[start]

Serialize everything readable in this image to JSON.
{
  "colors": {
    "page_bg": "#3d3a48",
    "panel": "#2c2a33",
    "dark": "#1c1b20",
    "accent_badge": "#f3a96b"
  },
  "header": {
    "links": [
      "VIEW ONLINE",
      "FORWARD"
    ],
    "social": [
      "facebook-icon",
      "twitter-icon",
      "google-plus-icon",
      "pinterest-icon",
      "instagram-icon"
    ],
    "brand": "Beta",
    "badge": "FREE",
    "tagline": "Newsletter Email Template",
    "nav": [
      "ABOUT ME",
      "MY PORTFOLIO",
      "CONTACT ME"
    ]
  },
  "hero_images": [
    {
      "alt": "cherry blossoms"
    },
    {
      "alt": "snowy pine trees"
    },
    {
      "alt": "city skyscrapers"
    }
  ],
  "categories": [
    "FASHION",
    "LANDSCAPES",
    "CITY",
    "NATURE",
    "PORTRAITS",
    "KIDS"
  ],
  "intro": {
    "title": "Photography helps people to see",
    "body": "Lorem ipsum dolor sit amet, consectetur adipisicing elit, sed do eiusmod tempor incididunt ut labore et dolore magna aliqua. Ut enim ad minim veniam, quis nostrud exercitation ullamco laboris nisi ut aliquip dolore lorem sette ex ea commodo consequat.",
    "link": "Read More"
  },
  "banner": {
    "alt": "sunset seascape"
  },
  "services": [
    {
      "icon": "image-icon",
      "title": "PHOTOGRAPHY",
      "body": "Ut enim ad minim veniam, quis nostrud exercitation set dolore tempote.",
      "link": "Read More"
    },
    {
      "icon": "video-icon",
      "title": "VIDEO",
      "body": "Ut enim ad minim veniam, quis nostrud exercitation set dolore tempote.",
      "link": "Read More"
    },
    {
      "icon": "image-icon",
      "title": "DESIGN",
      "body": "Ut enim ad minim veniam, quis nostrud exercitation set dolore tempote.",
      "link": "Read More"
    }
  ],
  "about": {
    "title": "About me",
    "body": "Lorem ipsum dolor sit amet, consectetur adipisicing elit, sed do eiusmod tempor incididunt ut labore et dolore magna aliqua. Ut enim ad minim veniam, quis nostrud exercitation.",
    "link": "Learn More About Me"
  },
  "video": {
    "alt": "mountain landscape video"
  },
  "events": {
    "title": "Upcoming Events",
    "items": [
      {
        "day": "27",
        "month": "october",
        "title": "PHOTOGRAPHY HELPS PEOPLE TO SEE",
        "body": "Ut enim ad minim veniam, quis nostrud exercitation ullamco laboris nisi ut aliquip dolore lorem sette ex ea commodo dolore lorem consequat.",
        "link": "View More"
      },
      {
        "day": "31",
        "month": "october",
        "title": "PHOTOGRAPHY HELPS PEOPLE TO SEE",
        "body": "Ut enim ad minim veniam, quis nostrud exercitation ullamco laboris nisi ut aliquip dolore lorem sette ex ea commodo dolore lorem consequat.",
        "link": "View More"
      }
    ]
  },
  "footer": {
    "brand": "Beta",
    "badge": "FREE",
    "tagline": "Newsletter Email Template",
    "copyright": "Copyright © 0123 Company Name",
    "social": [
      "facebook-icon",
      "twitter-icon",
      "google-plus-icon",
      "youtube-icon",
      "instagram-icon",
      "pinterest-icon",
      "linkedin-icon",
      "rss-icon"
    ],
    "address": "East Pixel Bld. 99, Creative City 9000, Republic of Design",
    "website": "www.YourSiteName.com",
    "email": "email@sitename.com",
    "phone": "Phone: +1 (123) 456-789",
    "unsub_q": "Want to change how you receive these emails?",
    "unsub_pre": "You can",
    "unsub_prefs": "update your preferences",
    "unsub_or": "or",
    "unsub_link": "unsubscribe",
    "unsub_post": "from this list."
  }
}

[end]

● Prompt:
Would you reproduce all the entries exactly?

● Task answer:
Serialize everything readable in this image to JSON.
{
  "colors": {
    "page_bg": "#3d3a48",
    "panel": "#2c2a33",
    "dark": "#1c1b20",
    "accent_badge": "#f3a96b"
  },
  "header": {
    "links": [
      "VIEW ONLINE",
      "FORWARD"
    ],
    "social": [
      "facebook-icon",
      "twitter-icon",
      "google-plus-icon",
      "pinterest-icon",
      "instagram-icon"
    ],
    "brand": "Beta",
    "badge": "FREE",
    "tagline": "Newsletter Email Template",
    "nav": [
      "ABOUT ME",
      "MY PORTFOLIO",
      "CONTACT ME"
    ]
  },
  "hero_images": [
    {
      "alt": "cherry blossoms"
    },
    {
      "alt": "snowy pine trees"
    },
    {
      "alt": "city skyscrapers"
    }
  ],
  "categories": [
    "FASHION",
    "LANDSCAPES",
    "CITY",
    "NATURE",
    "PORTRAITS",
    "KIDS"
  ],
  "intro": {
    "title": "Photography helps people to see",
    "body": "Lorem ipsum dolor sit amet, consectetur adipisicing elit, sed do eiusmod tempor incididunt ut labore et dolore magna aliqua. Ut enim ad minim veniam, quis nostrud exercitation ullamco laboris nisi ut aliquip dolore lorem sette ex ea commodo consequat.",
    "link": "Read More"
  },
  "banner": {
    "alt": "sunset seascape"
  },
  "services": [
    {
      "icon": "image-icon",
      "title": "PHOTOGRAPHY",
      "body": "Ut enim ad minim veniam, quis nostrud exercitation set dolore tempote.",
      "link": "Read More"
    },
    {
      "icon": "video-icon",
      "title": "VIDEO",
      "body": "Ut enim ad minim veniam, quis nostrud exercitation set dolore tempote.",
      "link": "Read More"
    },
    {
      "icon": "image-icon",
      "title": "DESIGN",
      "body": "Ut enim ad minim veniam, quis nostrud exercitation set dolore tempote.",
      "link": "Read More"
    }
  ],
  "about": {
    "title": "About me",
    "body": "Lorem ipsum dolor sit amet, consectetur adipisicing elit, sed do eiusmod tempor incididunt ut labore et dolore magna aliqua. Ut enim ad minim veniam, quis nostrud exercitation.",
    "link": "Learn More About Me"
  },
  "video": {
    "alt": "mountain landscape video"
  },
  "events": {
    "title": "Upcoming Events",
    "items": [
      {
        "day": "27",
        "month": "october",
        "title": "PHOTOGRAPHY HELPS PEOPLE TO SEE",
        "body": "Ut enim ad minim veniam, quis nostrud exercitation ullamco laboris nisi ut aliquip dolore lorem sette ex ea commodo dolore lorem consequat.",
        "link": "View More"
      },
      {
        "day": "31",
        "month": "october",
        "title": "PHOTOGRAPHY HELPS PEOPLE TO SEE",
        "body": "Ut enim ad minim veniam, quis nostrud exercitation ullamco laboris nisi ut aliquip dolore lorem sette ex ea commodo dolore lorem consequat.",
        "link": "View More"
      }
    ]
  },
  "footer": {
    "brand": "Beta",
    "badge": "FREE",
    "tagline": "Newsletter Email Template",
    "copyright": "Copyright © 0123 Company Name",
    "social": [
      "facebook-icon",
      "twitter-icon",
      "google-plus-icon",
      "youtube-icon",
      "instagram-icon",
      "pinterest-icon",
      "linkedin-icon",
      "rss-icon"
    ],
    "address": "East Pixel Bld. 99, Creative City 9000, Republic of Design",
    "website": "www.YourSiteName.com",
    "email": "email@sitename.com",
    "phone": "Phone: +1 (123) 456-789",
    "unsub_q": "Want to change how you receive these emails?",
    "unsub_pre": "You can",
    "unsub_prefs": "update your preferences",
    "unsub_or": "or",
    "unsub_link": "unsubscribe",
    "unsub_post": "from this list."
  }
}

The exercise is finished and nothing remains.